Tasks to carry out:
A: List each specialty named in the final line of the forum post on the Portland Protocol below.
B: In the forum post on the Portland Protocol below, what additional cost in nursing care did a nurse researcher find for implementing the Protocol?
C: Carry the forum post on the Portland Protocol below forward past its last line.
──────── Source extract ────────
Re: Portland Protocol

Specialties CCU

Published

I looked back through several months of threads and did not see this issue addressed.

Anyone out there LIKE the Portland Protocol?? So far it is being limited to our Surgical ICU but it sounds like these patients may even go to the tele floor with their insulin gtts and hourly glucose monitoring. YIKES!

Interesting article and editorial in this month's American Journal of Critical Care. A nurse researcher found that the cost of implementing the Portland Protocol is an additional $250,000 in nursing care which was not taken into consideration when doing the original research for the Protocol (can you tell I'm a grad student? :D ).

Just looking for some input from anyone who cares to respond.

Specializes in CVICU, Education Dept., FNP Student.
──────── Entries supplied ────────
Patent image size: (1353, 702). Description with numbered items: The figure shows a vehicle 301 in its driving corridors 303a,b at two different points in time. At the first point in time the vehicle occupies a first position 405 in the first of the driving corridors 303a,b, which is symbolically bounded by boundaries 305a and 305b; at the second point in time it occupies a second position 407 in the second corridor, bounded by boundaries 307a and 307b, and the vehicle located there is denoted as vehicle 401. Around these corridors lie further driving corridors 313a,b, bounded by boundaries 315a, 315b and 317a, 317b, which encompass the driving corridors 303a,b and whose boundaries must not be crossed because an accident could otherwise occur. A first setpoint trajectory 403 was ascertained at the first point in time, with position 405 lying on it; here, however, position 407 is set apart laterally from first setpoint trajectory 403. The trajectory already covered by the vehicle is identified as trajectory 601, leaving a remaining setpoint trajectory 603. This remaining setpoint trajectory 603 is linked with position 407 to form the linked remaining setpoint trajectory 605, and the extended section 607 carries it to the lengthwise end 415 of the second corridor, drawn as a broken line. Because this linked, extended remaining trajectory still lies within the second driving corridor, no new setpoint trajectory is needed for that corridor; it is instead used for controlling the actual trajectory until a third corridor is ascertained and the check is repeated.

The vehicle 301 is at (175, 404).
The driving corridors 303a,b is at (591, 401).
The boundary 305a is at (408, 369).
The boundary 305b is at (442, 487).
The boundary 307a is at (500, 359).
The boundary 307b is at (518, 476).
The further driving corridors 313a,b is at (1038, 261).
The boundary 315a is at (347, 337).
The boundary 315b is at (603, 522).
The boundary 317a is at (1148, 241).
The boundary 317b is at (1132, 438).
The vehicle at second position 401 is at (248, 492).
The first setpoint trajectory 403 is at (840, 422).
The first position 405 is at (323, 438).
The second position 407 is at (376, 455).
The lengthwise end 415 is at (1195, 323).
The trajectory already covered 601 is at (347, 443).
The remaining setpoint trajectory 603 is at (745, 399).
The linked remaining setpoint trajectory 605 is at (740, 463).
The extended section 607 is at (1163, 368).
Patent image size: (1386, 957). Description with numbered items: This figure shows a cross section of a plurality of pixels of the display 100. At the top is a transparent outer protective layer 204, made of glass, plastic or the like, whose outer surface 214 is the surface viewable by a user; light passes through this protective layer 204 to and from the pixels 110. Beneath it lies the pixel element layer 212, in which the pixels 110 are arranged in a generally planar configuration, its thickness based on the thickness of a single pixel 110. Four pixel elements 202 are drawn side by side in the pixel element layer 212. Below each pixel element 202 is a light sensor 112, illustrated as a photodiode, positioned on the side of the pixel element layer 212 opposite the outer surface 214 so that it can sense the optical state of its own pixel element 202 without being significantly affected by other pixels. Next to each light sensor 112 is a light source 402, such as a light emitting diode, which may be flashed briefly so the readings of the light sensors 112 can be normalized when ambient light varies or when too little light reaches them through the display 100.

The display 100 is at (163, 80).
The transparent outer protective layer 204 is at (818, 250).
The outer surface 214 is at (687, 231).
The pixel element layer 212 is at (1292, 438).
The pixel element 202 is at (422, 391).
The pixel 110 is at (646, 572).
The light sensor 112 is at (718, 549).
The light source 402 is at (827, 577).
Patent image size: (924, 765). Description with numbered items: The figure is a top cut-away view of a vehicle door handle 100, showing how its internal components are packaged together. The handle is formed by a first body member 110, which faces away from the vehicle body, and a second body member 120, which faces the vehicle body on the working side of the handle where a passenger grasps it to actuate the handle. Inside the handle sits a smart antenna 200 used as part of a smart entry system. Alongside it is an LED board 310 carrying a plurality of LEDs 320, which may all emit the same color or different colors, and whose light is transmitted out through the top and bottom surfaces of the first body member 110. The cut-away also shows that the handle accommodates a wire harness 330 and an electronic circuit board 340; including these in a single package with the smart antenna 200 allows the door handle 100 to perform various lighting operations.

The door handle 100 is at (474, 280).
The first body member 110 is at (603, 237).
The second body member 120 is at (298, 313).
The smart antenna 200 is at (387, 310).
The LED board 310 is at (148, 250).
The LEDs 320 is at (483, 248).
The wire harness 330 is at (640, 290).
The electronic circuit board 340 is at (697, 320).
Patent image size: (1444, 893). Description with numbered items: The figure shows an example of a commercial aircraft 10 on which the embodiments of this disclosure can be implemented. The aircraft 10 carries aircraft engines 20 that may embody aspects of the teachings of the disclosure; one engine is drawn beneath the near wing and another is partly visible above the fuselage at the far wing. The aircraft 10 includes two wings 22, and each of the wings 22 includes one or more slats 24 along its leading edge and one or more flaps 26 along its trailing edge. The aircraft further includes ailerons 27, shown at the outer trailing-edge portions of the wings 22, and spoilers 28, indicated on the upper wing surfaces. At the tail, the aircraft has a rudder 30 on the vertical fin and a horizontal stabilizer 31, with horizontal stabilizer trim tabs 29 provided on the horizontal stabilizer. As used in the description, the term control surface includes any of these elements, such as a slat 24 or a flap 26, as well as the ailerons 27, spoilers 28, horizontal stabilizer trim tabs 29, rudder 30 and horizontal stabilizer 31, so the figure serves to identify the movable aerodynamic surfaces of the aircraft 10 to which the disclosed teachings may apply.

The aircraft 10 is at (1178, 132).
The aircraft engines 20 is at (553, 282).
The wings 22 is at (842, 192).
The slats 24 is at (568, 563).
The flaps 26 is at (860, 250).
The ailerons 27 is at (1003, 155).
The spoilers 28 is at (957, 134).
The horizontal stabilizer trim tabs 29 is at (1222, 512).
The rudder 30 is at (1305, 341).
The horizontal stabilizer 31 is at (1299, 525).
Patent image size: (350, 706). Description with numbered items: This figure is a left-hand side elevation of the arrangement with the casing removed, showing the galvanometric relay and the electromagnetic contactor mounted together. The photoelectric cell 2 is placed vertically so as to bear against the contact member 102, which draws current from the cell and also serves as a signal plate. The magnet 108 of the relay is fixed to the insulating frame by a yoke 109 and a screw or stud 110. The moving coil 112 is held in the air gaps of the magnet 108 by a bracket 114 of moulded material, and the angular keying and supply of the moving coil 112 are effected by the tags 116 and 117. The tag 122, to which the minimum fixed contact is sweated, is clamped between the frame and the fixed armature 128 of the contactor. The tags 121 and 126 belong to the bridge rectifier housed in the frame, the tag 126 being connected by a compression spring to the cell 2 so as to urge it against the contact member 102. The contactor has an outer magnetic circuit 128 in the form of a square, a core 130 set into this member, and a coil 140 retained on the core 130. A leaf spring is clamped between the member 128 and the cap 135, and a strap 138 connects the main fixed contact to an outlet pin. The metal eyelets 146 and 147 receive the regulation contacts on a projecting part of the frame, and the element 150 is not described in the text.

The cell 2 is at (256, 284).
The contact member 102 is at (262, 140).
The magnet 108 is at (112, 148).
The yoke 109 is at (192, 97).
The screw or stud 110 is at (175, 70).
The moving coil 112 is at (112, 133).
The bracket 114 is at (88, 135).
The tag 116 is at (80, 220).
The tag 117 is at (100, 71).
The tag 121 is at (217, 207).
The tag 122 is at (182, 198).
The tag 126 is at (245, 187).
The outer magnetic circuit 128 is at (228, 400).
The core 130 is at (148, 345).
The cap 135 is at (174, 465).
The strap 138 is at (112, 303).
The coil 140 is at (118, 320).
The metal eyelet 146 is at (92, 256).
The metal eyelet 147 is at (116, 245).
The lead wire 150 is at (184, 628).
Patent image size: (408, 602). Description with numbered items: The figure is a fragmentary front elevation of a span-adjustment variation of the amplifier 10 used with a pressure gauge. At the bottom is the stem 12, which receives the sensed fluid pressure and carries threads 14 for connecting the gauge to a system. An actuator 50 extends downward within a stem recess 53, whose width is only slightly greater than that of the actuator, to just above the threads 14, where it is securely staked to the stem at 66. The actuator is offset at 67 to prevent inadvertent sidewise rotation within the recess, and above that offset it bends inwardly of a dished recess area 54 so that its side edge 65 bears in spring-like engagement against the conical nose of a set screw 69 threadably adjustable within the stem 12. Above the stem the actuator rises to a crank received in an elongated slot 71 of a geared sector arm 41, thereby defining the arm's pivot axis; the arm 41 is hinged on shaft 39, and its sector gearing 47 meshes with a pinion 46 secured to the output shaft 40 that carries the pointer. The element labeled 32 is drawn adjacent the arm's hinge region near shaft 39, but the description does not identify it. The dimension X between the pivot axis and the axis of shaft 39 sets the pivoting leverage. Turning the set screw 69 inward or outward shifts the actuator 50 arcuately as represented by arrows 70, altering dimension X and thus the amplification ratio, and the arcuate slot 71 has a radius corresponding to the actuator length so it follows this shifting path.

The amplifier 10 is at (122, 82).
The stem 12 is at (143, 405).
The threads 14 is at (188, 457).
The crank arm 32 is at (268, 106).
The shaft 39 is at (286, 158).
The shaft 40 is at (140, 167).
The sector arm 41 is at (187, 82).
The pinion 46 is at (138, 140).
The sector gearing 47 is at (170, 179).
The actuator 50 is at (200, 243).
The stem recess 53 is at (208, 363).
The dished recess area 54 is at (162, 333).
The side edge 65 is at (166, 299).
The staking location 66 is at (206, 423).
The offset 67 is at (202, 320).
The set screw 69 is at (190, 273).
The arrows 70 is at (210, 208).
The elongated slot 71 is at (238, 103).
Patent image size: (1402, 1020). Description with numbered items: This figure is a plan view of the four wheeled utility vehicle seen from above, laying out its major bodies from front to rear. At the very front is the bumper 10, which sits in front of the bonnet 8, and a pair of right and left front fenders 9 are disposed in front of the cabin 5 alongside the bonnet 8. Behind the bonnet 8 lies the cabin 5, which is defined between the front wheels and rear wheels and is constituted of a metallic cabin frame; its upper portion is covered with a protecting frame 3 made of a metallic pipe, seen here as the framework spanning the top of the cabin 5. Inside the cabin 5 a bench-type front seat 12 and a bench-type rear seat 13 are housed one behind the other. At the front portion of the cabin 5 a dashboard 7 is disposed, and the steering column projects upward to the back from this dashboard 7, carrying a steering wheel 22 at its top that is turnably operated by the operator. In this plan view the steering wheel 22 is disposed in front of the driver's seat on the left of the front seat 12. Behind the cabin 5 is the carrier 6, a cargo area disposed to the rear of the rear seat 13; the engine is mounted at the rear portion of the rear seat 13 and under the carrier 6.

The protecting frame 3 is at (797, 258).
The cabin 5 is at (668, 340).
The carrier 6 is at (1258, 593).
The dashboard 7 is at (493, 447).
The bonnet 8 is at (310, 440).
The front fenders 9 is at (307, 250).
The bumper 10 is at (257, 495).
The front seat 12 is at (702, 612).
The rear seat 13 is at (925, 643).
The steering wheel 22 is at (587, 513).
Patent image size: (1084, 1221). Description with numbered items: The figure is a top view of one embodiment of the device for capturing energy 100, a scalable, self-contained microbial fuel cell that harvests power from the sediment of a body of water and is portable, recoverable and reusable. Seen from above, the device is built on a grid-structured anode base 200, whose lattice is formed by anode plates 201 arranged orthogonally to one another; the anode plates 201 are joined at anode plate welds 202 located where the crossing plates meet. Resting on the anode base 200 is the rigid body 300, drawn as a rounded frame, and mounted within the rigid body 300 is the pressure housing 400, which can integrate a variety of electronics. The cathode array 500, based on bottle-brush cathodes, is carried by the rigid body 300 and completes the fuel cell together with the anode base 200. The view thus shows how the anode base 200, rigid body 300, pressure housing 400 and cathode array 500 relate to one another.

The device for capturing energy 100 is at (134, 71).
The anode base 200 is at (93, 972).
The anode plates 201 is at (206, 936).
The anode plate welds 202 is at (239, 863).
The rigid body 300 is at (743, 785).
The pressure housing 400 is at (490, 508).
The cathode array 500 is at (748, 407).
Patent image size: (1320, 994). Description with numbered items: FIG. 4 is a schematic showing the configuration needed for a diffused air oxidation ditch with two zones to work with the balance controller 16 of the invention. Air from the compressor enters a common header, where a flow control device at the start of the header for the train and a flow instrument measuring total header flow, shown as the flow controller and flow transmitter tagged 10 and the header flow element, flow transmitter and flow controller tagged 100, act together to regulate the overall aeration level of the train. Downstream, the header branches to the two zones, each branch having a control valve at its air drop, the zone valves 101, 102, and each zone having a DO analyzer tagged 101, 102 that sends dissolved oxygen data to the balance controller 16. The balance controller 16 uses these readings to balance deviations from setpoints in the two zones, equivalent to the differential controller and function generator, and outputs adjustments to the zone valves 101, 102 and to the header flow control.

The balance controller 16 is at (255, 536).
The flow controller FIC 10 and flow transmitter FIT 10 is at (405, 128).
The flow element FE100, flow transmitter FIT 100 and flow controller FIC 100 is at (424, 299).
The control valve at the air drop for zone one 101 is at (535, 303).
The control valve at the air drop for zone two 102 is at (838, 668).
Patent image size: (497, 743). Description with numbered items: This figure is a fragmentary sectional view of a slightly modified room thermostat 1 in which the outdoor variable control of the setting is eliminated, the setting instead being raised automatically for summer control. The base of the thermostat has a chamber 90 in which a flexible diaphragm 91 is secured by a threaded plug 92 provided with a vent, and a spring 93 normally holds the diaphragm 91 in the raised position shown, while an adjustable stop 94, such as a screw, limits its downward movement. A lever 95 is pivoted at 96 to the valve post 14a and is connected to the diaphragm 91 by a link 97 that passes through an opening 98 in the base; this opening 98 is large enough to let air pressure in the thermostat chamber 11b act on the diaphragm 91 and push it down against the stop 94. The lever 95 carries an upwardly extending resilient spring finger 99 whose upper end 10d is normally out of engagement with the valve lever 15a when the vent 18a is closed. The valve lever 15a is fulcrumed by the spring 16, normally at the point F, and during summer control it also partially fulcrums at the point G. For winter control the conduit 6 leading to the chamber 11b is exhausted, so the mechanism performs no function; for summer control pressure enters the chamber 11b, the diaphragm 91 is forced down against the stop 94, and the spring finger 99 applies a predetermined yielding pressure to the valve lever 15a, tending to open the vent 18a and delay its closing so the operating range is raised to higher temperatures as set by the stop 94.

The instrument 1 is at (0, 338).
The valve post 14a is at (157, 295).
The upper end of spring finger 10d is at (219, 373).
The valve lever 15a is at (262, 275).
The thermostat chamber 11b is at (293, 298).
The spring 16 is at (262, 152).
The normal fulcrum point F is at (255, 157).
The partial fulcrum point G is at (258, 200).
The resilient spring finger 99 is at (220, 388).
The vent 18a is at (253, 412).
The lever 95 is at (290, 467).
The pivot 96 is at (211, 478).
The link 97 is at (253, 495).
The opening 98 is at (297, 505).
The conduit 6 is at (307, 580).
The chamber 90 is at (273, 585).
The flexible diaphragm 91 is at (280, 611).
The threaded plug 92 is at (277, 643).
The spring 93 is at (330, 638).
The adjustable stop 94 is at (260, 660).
────────
Answers to the exercises:
A: CVICU; Education Dept.; FNP Student

B: An additional $250,000 in nursing care.

C:
We started this in our facililty. Several things happened....Number one, the step-down nurses were none to happy about the time spent doing blood sugars and adjusting drips. The second thing is that when the patients moved out of the unit and started eating we saw a major highs and lows in their glucose control. Of course the normal response after eating is that the blood sugar goes up...then we increase the drip and the blood sugar bottoms. After several weeks of this, it was decided that patients would be on the drip after surgery and when they moved to the step-down unit they went to q4hours FSBS and sliding scale insulin.

My CCU has pre printed standing glycemic protocol orders for all vent patients and any others whose condition warrants it.

Pros: no guessing regarding what to do with a blood sugar value

fewer phone calls to docs

better glucose control

better outomes for the patient

Cons: increased staffing needs with these patients (not an issue in CCU)

if you don't know the trend of your patient, the required protocol can have you making adjustments and then giving D50 to compensate for the low glucose levels (I often say I'm using the Melissa glycemic protocol, if I feel I know my patient and refuse to increase or decrease the drip for a glucose level that is 1-5 points above or below the desired number)

increased documentation requirements, obviously

if your unit has limited numbers of glucometers, time is wasted trying to find one every 15-30 minutes for your patient

If I think of anything else, I'll post again

Melissa

Specializes in Everything but L&D and OR.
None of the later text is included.